### Records for the exercise
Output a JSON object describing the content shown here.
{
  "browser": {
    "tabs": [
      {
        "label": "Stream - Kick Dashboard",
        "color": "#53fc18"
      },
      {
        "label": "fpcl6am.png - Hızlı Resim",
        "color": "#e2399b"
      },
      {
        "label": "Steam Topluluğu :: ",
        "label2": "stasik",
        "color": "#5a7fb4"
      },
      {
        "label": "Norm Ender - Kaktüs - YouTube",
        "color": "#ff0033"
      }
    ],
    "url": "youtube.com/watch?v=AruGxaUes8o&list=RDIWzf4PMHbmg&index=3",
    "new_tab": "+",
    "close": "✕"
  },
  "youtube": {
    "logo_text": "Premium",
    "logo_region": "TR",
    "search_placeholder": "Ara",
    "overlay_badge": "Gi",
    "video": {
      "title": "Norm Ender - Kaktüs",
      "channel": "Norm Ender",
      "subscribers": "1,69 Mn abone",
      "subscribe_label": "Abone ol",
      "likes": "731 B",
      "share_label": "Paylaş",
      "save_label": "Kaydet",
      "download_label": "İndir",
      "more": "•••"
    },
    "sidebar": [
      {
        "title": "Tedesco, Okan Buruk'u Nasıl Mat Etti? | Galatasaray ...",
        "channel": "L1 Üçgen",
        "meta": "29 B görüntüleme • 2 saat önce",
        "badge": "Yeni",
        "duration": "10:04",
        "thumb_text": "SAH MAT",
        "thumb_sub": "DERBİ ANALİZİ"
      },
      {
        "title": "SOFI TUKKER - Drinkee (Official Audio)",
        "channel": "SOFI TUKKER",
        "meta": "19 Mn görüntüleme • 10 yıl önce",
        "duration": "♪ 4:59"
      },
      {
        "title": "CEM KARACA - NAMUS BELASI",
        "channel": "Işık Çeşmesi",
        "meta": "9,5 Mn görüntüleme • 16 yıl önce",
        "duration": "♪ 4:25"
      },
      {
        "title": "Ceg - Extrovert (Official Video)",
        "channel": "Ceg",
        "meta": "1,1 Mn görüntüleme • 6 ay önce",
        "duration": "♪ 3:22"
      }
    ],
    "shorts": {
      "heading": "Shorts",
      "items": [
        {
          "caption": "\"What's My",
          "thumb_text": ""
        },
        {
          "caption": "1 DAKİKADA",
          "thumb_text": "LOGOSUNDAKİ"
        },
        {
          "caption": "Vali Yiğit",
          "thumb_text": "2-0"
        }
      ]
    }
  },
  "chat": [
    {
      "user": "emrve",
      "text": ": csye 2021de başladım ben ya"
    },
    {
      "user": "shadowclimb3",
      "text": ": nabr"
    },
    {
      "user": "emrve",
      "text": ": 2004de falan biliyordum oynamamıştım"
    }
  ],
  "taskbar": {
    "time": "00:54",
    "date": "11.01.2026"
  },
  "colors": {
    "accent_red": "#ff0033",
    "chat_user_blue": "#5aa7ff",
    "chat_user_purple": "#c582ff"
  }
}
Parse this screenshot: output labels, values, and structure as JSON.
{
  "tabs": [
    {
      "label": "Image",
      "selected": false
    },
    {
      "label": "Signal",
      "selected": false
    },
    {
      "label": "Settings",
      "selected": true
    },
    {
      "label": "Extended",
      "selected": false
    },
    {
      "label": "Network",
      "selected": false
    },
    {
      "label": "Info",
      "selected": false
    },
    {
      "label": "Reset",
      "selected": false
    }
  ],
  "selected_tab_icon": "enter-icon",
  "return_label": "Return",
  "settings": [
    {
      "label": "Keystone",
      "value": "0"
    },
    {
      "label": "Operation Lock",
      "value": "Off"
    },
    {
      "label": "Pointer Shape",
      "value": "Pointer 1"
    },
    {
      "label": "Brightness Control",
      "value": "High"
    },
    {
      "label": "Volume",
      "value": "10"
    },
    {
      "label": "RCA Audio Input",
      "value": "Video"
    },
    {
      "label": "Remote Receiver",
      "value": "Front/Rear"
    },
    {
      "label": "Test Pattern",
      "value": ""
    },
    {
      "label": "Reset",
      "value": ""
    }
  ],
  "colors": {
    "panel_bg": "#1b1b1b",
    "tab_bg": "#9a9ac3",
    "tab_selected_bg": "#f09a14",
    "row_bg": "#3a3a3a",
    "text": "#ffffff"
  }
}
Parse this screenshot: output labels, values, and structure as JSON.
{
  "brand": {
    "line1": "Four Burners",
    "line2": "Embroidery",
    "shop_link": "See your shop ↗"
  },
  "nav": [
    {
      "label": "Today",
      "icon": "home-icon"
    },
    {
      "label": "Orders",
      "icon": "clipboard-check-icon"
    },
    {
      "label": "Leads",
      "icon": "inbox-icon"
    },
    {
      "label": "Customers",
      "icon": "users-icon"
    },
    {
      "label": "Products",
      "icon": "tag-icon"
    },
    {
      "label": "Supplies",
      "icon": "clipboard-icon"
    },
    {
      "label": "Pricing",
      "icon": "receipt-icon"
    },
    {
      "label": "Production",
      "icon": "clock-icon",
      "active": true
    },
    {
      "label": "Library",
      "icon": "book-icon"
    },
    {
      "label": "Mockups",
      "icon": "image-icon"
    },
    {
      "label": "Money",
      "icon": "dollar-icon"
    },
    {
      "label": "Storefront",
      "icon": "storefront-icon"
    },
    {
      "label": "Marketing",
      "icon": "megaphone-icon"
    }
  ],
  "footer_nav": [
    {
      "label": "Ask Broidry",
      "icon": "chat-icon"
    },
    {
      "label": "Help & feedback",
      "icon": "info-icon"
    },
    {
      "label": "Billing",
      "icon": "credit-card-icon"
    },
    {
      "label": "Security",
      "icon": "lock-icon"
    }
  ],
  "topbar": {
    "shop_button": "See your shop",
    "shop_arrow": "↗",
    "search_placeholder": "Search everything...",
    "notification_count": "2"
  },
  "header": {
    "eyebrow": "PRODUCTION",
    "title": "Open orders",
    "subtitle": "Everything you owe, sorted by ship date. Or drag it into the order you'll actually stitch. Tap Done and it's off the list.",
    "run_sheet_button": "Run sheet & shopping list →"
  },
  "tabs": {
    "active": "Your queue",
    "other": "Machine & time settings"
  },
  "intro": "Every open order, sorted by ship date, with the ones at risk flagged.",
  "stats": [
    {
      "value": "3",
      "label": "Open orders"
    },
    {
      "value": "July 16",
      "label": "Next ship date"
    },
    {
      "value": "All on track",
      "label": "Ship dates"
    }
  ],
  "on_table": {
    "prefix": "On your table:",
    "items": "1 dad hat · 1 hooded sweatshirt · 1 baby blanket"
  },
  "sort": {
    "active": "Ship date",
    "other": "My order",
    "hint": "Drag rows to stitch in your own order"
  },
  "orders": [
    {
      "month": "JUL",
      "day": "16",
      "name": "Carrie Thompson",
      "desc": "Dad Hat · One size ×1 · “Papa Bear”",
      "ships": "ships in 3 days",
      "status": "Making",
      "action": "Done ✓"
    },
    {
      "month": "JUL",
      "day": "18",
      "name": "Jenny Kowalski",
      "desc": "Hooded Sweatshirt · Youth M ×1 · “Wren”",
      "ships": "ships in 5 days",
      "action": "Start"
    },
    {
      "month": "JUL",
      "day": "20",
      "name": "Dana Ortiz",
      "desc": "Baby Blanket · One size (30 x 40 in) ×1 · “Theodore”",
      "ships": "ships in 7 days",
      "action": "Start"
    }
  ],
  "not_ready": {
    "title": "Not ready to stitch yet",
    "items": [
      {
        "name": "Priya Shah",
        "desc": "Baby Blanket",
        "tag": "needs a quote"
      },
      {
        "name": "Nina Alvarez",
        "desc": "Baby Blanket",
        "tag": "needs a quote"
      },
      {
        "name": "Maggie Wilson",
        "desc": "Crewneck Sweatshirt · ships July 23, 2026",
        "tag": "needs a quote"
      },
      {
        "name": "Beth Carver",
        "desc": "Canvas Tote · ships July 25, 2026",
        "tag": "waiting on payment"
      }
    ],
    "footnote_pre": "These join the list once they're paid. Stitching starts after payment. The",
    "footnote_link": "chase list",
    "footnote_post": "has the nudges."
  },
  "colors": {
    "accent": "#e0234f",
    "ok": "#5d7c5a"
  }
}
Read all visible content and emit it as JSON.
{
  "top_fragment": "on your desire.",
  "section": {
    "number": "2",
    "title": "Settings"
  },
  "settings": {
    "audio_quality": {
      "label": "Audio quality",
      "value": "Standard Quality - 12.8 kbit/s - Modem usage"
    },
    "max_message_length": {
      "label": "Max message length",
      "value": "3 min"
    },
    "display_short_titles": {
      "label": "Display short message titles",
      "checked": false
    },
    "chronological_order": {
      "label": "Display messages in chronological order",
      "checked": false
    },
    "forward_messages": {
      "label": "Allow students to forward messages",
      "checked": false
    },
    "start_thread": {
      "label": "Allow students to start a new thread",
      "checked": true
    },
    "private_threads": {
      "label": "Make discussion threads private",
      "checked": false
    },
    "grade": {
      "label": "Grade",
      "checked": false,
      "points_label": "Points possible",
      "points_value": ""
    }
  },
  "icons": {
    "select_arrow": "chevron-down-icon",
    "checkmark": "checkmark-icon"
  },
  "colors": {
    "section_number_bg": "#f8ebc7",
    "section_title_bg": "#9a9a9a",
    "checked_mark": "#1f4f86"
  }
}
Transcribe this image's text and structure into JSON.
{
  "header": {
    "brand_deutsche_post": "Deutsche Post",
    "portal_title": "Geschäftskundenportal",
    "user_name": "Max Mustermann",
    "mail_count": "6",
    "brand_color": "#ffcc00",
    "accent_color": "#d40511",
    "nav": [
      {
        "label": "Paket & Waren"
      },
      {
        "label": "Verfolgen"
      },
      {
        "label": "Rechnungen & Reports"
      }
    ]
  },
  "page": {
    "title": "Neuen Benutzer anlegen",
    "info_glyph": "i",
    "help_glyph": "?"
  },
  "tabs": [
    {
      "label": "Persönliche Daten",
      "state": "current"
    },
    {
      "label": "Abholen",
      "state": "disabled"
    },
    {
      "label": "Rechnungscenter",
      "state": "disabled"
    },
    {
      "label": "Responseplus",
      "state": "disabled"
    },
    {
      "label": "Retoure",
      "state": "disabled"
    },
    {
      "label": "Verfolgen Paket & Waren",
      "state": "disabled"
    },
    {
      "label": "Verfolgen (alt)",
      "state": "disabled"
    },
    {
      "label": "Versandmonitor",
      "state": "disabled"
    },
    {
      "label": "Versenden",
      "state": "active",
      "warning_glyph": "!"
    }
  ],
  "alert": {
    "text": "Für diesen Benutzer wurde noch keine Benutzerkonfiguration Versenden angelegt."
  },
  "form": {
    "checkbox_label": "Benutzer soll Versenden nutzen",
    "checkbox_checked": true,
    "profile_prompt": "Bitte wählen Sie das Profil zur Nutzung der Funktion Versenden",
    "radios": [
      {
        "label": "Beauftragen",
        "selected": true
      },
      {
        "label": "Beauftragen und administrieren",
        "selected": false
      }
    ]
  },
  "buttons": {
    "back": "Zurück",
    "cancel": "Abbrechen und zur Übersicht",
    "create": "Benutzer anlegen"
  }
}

### Instructions to follow
Scan the data above and copy every line with "sorted" in it.

### Solution for this task
    "subtitle": "Everything you owe, sorted by ship date. Or drag it into the order you'll actually stitch. Tap Done and it's off the list.",
  "intro": "Every open order, sorted by ship date, with the ones at risk flagged.",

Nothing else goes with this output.